begin INFORMATION SUPPLIED

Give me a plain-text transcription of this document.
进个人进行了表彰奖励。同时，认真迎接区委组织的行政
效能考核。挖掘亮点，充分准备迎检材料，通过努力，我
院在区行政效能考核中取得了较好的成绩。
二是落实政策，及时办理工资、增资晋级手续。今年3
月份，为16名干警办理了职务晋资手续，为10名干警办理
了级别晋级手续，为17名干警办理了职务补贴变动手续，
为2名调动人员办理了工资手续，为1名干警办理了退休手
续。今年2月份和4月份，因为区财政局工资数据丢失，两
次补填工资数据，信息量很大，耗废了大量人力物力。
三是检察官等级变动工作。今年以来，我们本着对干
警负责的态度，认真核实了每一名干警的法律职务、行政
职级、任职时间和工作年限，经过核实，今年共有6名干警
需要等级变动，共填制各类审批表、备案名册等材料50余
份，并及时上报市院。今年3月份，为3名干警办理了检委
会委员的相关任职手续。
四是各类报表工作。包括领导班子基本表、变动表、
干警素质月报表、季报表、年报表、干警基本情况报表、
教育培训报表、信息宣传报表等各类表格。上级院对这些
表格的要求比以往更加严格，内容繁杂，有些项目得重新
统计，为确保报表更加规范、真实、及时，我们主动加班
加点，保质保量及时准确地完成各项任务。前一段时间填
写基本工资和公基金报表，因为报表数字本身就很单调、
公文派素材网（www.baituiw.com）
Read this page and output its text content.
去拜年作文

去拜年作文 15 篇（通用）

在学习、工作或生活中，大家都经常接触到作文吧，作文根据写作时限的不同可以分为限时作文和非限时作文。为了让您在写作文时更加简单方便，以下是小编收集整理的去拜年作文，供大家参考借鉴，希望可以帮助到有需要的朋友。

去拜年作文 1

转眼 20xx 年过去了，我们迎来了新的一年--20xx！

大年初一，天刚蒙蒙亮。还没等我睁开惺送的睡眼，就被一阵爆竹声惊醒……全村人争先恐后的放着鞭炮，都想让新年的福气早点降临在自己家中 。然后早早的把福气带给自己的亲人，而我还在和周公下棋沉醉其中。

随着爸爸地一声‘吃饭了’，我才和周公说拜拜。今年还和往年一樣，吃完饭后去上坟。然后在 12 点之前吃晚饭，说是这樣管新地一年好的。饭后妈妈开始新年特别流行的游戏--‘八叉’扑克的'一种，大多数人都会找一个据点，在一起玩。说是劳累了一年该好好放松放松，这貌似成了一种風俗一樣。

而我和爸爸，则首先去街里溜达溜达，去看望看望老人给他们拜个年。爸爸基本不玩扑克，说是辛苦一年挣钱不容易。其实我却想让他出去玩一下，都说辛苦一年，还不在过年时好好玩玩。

end INFORMATION SUPPLIED

(GIVEN INSTRUCTION)
Transcribe every entry word for word.

(REPLY)
Give me a plain-text transcription of this document.
进个人进行了表彰奖励。同时，认真迎接区委组织的行政
效能考核。挖掘亮点，充分准备迎检材料，通过努力，我
院在区行政效能考核中取得了较好的成绩。
二是落实政策，及时办理工资、增资晋级手续。今年3
月份，为16名干警办理了职务晋资手续，为10名干警办理
了级别晋级手续，为17名干警办理了职务补贴变动手续，
为2名调动人员办理了工资手续，为1名干警办理了退休手
续。今年2月份和4月份，因为区财政局工资数据丢失，两
次补填工资数据，信息量很大，耗废了大量人力物力。
三是检察官等级变动工作。今年以来，我们本着对干
警负责的态度，认真核实了每一名干警的法律职务、行政
职级、任职时间和工作年限，经过核实，今年共有6名干警
需要等级变动，共填制各类审批表、备案名册等材料50余
份，并及时上报市院。今年3月份，为3名干警办理了检委
会委员的相关任职手续。
四是各类报表工作。包括领导班子基本表、变动表、
干警素质月报表、季报表、年报表、干警基本情况报表、
教育培训报表、信息宣传报表等各类表格。上级院对这些
表格的要求比以往更加严格，内容繁杂，有些项目得重新
统计，为确保报表更加规范、真实、及时，我们主动加班
加点，保质保量及时准确地完成各项任务。前一段时间填
写基本工资和公基金报表，因为报表数字本身就很单调、
公文派素材网（www.baituiw.com）
Read this page and output its text content.
去拜年作文

去拜年作文 15 篇（通用）

在学习、工作或生活中，大家都经常接触到作文吧，作文根据写作时限的不同可以分为限时作文和非限时作文。为了让您在写作文时更加简单方便，以下是小编收集整理的去拜年作文，供大家参考借鉴，希望可以帮助到有需要的朋友。

去拜年作文 1

转眼 20xx 年过去了，我们迎来了新的一年--20xx！

大年初一，天刚蒙蒙亮。还没等我睁开惺送的睡眼，就被一阵爆竹声惊醒……全村人争先恐后的放着鞭炮，都想让新年的福气早点降临在自己家中 。然后早早的把福气带给自己的亲人，而我还在和周公下棋沉醉其中。

随着爸爸地一声‘吃饭了’，我才和周公说拜拜。今年还和往年一樣，吃完饭后去上坟。然后在 12 点之前吃晚饭，说是这樣管新地一年好的。饭后妈妈开始新年特别流行的游戏--‘八叉’扑克的'一种，大多数人都会找一个据点，在一起玩。说是劳累了一年该好好放松放松，这貌似成了一种風俗一樣。

而我和爸爸，则首先去街里溜达溜达，去看望看望老人给他们拜个年。爸爸基本不玩扑克，说是辛苦一年挣钱不容易。其实我却想让他出去玩一下，都说辛苦一年，还不在过年时好好玩玩。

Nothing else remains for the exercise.